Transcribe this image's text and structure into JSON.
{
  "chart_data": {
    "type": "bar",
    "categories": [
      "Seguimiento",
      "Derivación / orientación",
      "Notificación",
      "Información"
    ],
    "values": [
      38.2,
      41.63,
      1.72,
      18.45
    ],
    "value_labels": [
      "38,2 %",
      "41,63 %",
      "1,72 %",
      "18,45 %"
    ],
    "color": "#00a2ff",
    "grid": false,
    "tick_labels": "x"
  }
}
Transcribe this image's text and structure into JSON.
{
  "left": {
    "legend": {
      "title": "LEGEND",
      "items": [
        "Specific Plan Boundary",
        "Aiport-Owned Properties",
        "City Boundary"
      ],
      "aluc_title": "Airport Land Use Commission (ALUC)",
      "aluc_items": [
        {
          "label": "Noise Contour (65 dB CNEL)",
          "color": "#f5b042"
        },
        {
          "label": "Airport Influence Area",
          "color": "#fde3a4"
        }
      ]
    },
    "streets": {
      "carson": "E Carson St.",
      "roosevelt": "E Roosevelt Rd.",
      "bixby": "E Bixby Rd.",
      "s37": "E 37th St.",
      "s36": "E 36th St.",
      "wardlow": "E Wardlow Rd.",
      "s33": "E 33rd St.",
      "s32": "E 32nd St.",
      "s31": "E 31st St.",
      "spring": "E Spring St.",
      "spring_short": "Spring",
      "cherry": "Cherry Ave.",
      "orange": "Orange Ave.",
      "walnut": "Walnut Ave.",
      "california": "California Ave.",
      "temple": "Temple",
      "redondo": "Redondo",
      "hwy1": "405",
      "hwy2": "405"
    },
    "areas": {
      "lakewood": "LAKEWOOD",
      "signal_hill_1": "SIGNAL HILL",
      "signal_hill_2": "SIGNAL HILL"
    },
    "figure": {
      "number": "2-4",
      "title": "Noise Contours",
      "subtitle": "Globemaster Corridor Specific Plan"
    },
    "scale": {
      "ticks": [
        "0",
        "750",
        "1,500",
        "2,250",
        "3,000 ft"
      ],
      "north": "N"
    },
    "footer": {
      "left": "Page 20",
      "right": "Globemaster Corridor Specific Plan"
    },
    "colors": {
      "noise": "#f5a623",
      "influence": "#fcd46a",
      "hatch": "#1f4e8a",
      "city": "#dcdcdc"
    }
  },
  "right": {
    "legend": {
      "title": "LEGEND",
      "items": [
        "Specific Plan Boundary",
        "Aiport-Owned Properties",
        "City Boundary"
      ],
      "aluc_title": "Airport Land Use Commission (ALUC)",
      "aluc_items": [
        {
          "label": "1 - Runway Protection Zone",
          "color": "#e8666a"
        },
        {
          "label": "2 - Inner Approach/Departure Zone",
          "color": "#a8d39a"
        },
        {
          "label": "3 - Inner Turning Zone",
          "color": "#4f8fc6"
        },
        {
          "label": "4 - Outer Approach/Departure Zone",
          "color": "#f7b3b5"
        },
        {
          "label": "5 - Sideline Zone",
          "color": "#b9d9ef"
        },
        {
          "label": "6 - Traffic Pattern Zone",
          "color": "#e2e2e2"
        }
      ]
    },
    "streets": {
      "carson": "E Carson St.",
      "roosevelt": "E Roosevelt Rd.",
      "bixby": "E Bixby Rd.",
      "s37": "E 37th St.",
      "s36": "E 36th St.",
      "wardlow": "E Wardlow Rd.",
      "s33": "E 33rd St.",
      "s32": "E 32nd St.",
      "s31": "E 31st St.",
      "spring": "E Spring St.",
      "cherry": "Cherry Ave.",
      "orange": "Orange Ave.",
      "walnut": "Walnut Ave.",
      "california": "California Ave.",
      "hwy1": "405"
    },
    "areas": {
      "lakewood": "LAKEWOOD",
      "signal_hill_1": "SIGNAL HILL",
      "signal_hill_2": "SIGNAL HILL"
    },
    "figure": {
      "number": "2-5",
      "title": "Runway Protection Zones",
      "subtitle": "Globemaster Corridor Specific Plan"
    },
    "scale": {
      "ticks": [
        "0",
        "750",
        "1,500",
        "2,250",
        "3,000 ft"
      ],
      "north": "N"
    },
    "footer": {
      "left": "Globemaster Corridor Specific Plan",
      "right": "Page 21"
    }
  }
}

§

### Requirement:
Return the whole listing exactly.

### Written response:
Transcribe this image's text and structure into JSON.
{
  "chart_data": {
    "type": "bar",
    "categories": [
      "Seguimiento",
      "Derivación / orientación",
      "Notificación",
      "Información"
    ],
    "values": [
      38.2,
      41.63,
      1.72,
      18.45
    ],
    "value_labels": [
      "38,2 %",
      "41,63 %",
      "1,72 %",
      "18,45 %"
    ],
    "color": "#00a2ff",
    "grid": false,
    "tick_labels": "x"
  }
}
Transcribe this image's text and structure into JSON.
{
  "left": {
    "legend": {
      "title": "LEGEND",
      "items": [
        "Specific Plan Boundary",
        "Aiport-Owned Properties",
        "City Boundary"
      ],
      "aluc_title": "Airport Land Use Commission (ALUC)",
      "aluc_items": [
        {
          "label": "Noise Contour (65 dB CNEL)",
          "color": "#f5b042"
        },
        {
          "label": "Airport Influence Area",
          "color": "#fde3a4"
        }
      ]
    },
    "streets": {
      "carson": "E Carson St.",
      "roosevelt": "E Roosevelt Rd.",
      "bixby": "E Bixby Rd.",
      "s37": "E 37th St.",
      "s36": "E 36th St.",
      "wardlow": "E Wardlow Rd.",
      "s33": "E 33rd St.",
      "s32": "E 32nd St.",
      "s31": "E 31st St.",
      "spring": "E Spring St.",
      "spring_short": "Spring",
      "cherry": "Cherry Ave.",
      "orange": "Orange Ave.",
      "walnut": "Walnut Ave.",
      "california": "California Ave.",
      "temple": "Temple",
      "redondo": "Redondo",
      "hwy1": "405",
      "hwy2": "405"
    },
    "areas": {
      "lakewood": "LAKEWOOD",
      "signal_hill_1": "SIGNAL HILL",
      "signal_hill_2": "SIGNAL HILL"
    },
    "figure": {
      "number": "2-4",
      "title": "Noise Contours",
      "subtitle": "Globemaster Corridor Specific Plan"
    },
    "scale": {
      "ticks": [
        "0",
        "750",
        "1,500",
        "2,250",
        "3,000 ft"
      ],
      "north": "N"
    },
    "footer": {
      "left": "Page 20",
      "right": "Globemaster Corridor Specific Plan"
    },
    "colors": {
      "noise": "#f5a623",
      "influence": "#fcd46a",
      "hatch": "#1f4e8a",
      "city": "#dcdcdc"
    }
  },
  "right": {
    "legend": {
      "title": "LEGEND",
      "items": [
        "Specific Plan Boundary",
        "Aiport-Owned Properties",
        "City Boundary"
      ],
      "aluc_title": "Airport Land Use Commission (ALUC)",
      "aluc_items": [
        {
          "label": "1 - Runway Protection Zone",
          "color": "#e8666a"
        },
        {
          "label": "2 - Inner Approach/Departure Zone",
          "color": "#a8d39a"
        },
        {
          "label": "3 - Inner Turning Zone",
          "color": "#4f8fc6"
        },
        {
          "label": "4 - Outer Approach/Departure Zone",
          "color": "#f7b3b5"
        },
        {
          "label": "5 - Sideline Zone",
          "color": "#b9d9ef"
        },
        {
          "label": "6 - Traffic Pattern Zone",
          "color": "#e2e2e2"
        }
      ]
    },
    "streets": {
      "carson": "E Carson St.",
      "roosevelt": "E Roosevelt Rd.",
      "bixby": "E Bixby Rd.",
      "s37": "E 37th St.",
      "s36": "E 36th St.",
      "wardlow": "E Wardlow Rd.",
      "s33": "E 33rd St.",
      "s32": "E 32nd St.",
      "s31": "E 31st St.",
      "spring": "E Spring St.",
      "cherry": "Cherry Ave.",
      "orange": "Orange Ave.",
      "walnut": "Walnut Ave.",
      "california": "California Ave.",
      "hwy1": "405"
    },
    "areas": {
      "lakewood": "LAKEWOOD",
      "signal_hill_1": "SIGNAL HILL",
      "signal_hill_2": "SIGNAL HILL"
    },
    "figure": {
      "number": "2-5",
      "title": "Runway Protection Zones",
      "subtitle": "Globemaster Corridor Specific Plan"
    },
    "scale": {
      "ticks": [
        "0",
        "750",
        "1,500",
        "2,250",
        "3,000 ft"
      ],
      "north": "N"
    },
    "footer": {
      "left": "Globemaster Corridor Specific Plan",
      "right": "Page 21"
    }
  }
}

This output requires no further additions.